# GOAL
Write out the entire listing below exactly as it appears, minus any pictures.

:::

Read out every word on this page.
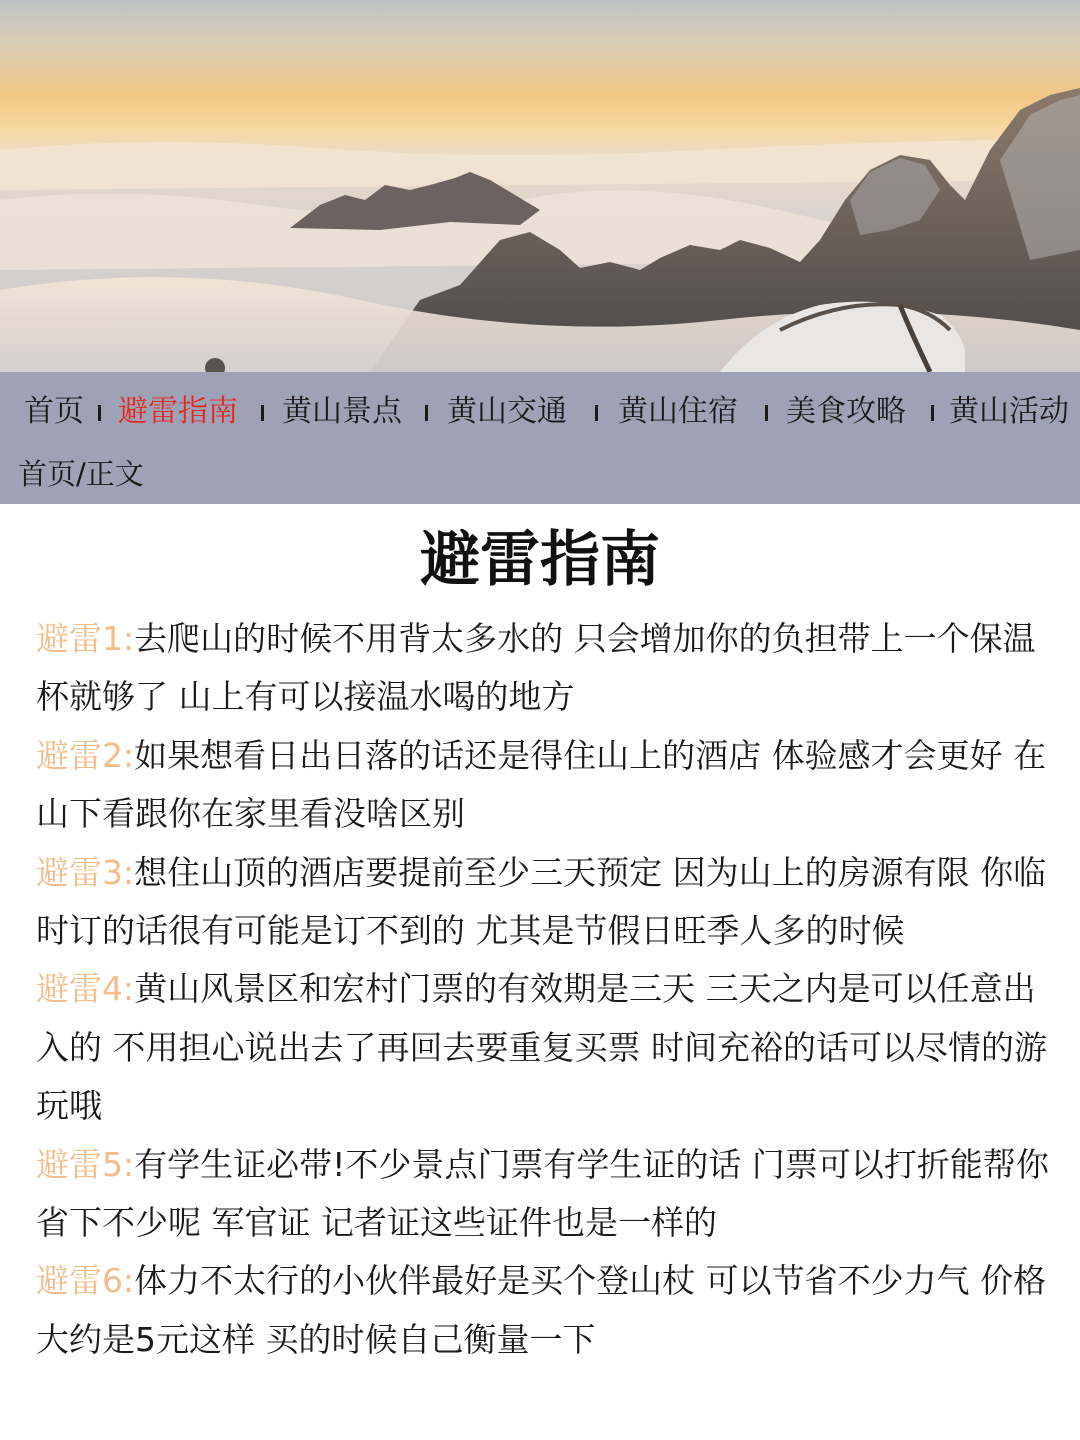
首页 避雷指南 黄山景点 黄山交通 黄山住宿 美食攻略 黄山活动
首页/正文
避雷指南

避雷1:去爬山的时候不用背太多水的 只会增加你的负担带上一个保温杯就够了 山上有可以接温水喝的地方

避雷2:如果想看日出日落的话还是得住山上的酒店 体验感才会更好 在山下看跟你在家里看没啥区别

避雷3:想住山顶的酒店要提前至少三天预定 因为山上的房源有限 你临时订的话很有可能是订不到的 尤其是节假日旺季人多的时候

避雷4:黄山风景区和宏村门票的有效期是三天 三天之内是可以任意出入的 不用担心说出去了再回去要重复买票 时间充裕的话可以尽情的游玩哦

避雷5:有学生证必带!不少景点门票有学生证的话 门票可以打折能帮你省下不少呢 军官证 记者证这些证件也是一样的

避雷6:体力不太行的小伙伴最好是买个登山杖 可以节省不少力气 价格大约是5元这样 买的时候自己衡量一下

:::

# ANSWER IN FULL
Read out every word on this page.
首页 避雷指南 黄山景点 黄山交通 黄山住宿 美食攻略 黄山活动
首页/正文
避雷指南

避雷1:去爬山的时候不用背太多水的 只会增加你的负担带上一个保温杯就够了 山上有可以接温水喝的地方

避雷2:如果想看日出日落的话还是得住山上的酒店 体验感才会更好 在山下看跟你在家里看没啥区别

避雷3:想住山顶的酒店要提前至少三天预定 因为山上的房源有限 你临时订的话很有可能是订不到的 尤其是节假日旺季人多的时候

避雷4:黄山风景区和宏村门票的有效期是三天 三天之内是可以任意出入的 不用担心说出去了再回去要重复买票 时间充裕的话可以尽情的游玩哦

避雷5:有学生证必带!不少景点门票有学生证的话 门票可以打折能帮你省下不少呢 军官证 记者证这些证件也是一样的

避雷6:体力不太行的小伙伴最好是买个登山杖 可以节省不少力气 价格大约是5元这样 买的时候自己衡量一下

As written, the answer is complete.